* Task *
Decide whether each statement below agrees with the following forum thread on CIECAM02 and JCH. Answer yes or no for each, and quote the words of the thread that decide it. 1. In the colorspacious example, the sRGB values are clipped to the range 0 to 1. 2. The same result was reproduced exactly in Raw Therapee. 3. The final message says Python is already set up on a win7 machine.

* Source extract *
I would like to resume the conversation that I started in More on LCH and JCH - #29 by afre. We didn’t really get into the JCH part. In practical processing, in what circumstances do you make use of CIECAM02, JCH, etc., and which software do you rely on? E.g., how do you convert an image to JCH for editing? @Elle @briend and others who generally like to discuss this stuff.
Raw Therapee has some CIECAM controls that look very nice, but I haven’t had a chance to learn more about it. If you want to directly play with CIECAM you might try python w/ colorspacious. This tutorial is pretty easy to follow along and shows some manipulations of saturation, etc:
https://colorspacious.readthedocs.io/en/latest/tutorial.html
Here’s an example of how to change the illuminant. I’m clipping the sRGB to 0-1 which is not good, but it still kinda works for these examples. Also, bear in mind that CIECAM is not just “JCH”, you can substitute “JCh” below with any combination of (J or Q), (C or M or s), and even (H or h). You will get different results when you change these. CIECAM02 - Wikipedia for nitty gritty. I don’t even know if JCh is a good default or if maybe JMh might be better? Has anyone seen/made an exhaustive comparison of these dimensions and their results?
original:
hopper_sRGB = plt.imread(matplotlib.cbook.get_sample_data(“grace_hopper.png”))
config_blue = {“name”: “CIECAM02-subset”, “axes”: “JCh”, “ciecam02_space”: colorspacious.CIECAM02Space(colorspacious.cspace_convert((.1,.1, .9), “sRGB1”, “XYZ100”), 20.0, 4.074366543152521,surround=colorspacious.CIECAM02Surround.AVERAGE)}
hopper_cool = cspace_convert(hopper_sRGB, “sRGB1”, “JCh”)
hopper_cool = cspace_convert(hopper_cool, config_blue, “sRGB1”)
hopper_cool = np.clip(hopper_cool, 0, 1)
plt.imshow(hopper_cool)
plt.show()
If you think that looks bad, this was with sRGB (0.1, 0.1, 0.9) as the illuminant. Pure blue is even worse:
We can also use some standard illuminants like “A” which are easier to setup:
config_warm = {“name”: “CIECAM02-subset”, “axes”: “JCh”, “ciecam02_space”: colorspacious.CIECAM02Space(“A”, 20.0, 4.074366543152521,surround=colorspacious.CIECAM02Surround.AVERAGE)}
I haven’t figured out how to do exactly the same in Raw Therapee, but I was able to get pretty close adjusting the viewing condition illuminant to “A”. Here’s RT below. I’m not sure why the brightest white and the dark flag behind is different between them. Maybe @jdc knows more
Finally, since colorspacious seems oriented to sRGB, if you want to manipulate wider gamuts like ProPhoto I think that’s possible if you can convert your image to sRGB without gamut mapping (aka unbounded mode), or for that matter skip sRGB and just use XYZ. Unless I’m mistaken this shouldn’t be a problem since all these manipulations are happening in CIECAM, not RGB.
@briend Thanks for your reply. I still haven’t set up Python on my win7 machine. Just been reading up on the magical world of CAMs here and online and would like to see how it could make my processing more nuanced and otherwise interesting.

* Excerpted data *

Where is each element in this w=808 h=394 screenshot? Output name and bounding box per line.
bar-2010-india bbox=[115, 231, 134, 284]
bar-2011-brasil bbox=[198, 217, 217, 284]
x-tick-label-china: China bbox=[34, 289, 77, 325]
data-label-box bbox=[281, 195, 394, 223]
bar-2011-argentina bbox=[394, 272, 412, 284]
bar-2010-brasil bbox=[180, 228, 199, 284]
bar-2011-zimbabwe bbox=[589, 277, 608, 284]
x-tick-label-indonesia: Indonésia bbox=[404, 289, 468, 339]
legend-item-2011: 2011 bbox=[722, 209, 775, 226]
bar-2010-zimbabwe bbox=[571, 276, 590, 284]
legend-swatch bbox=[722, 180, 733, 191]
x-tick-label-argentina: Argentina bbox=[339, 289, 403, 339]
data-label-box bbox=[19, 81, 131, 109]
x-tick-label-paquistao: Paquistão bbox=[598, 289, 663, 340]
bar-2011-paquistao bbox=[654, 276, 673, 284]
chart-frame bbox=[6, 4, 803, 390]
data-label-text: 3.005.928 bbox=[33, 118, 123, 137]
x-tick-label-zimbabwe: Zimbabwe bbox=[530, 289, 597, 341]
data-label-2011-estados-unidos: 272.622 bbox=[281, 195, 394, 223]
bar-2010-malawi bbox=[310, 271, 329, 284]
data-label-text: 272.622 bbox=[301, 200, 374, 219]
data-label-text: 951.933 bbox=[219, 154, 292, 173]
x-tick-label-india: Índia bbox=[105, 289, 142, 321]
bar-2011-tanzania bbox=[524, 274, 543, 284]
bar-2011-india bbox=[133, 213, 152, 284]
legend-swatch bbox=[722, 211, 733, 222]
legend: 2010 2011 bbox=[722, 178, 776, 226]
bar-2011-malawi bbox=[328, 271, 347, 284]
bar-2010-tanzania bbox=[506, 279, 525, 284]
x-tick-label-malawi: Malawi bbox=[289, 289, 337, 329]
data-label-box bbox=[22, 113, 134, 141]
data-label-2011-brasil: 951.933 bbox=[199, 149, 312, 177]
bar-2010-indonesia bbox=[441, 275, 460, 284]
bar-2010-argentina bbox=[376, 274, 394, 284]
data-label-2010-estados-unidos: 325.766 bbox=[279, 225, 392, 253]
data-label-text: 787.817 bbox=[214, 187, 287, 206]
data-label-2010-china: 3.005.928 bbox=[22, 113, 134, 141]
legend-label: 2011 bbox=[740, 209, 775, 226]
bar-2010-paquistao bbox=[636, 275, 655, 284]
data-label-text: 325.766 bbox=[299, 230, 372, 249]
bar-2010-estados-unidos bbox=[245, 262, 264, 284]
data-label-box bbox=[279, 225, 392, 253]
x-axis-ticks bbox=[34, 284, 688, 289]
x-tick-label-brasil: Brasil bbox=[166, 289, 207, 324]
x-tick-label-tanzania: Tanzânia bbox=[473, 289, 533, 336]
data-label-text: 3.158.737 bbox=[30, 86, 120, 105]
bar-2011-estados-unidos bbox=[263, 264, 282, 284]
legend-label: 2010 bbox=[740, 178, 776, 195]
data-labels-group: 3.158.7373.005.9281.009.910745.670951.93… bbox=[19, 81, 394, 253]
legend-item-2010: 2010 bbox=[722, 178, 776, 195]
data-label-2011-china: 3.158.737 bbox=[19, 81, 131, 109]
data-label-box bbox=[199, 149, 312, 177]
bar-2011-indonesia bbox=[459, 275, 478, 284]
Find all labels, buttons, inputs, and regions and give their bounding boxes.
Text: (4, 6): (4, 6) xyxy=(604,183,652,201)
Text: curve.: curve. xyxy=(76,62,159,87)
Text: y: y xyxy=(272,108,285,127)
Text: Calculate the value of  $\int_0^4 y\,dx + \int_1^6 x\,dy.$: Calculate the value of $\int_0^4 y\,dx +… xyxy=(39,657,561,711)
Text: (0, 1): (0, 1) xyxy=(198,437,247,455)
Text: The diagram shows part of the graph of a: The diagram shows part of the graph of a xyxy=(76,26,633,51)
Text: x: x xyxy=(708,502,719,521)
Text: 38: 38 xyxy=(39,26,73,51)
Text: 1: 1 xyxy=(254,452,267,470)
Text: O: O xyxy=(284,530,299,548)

* Exercise solution *
1. Yes: "I’m clipping the sRGB to 0-1 which is not good"
2. No: "I haven’t figured out how to do exactly the same in Raw Therapee, but I was able to get pretty close"
3. No: "I still haven’t set up Python on my win7 machine."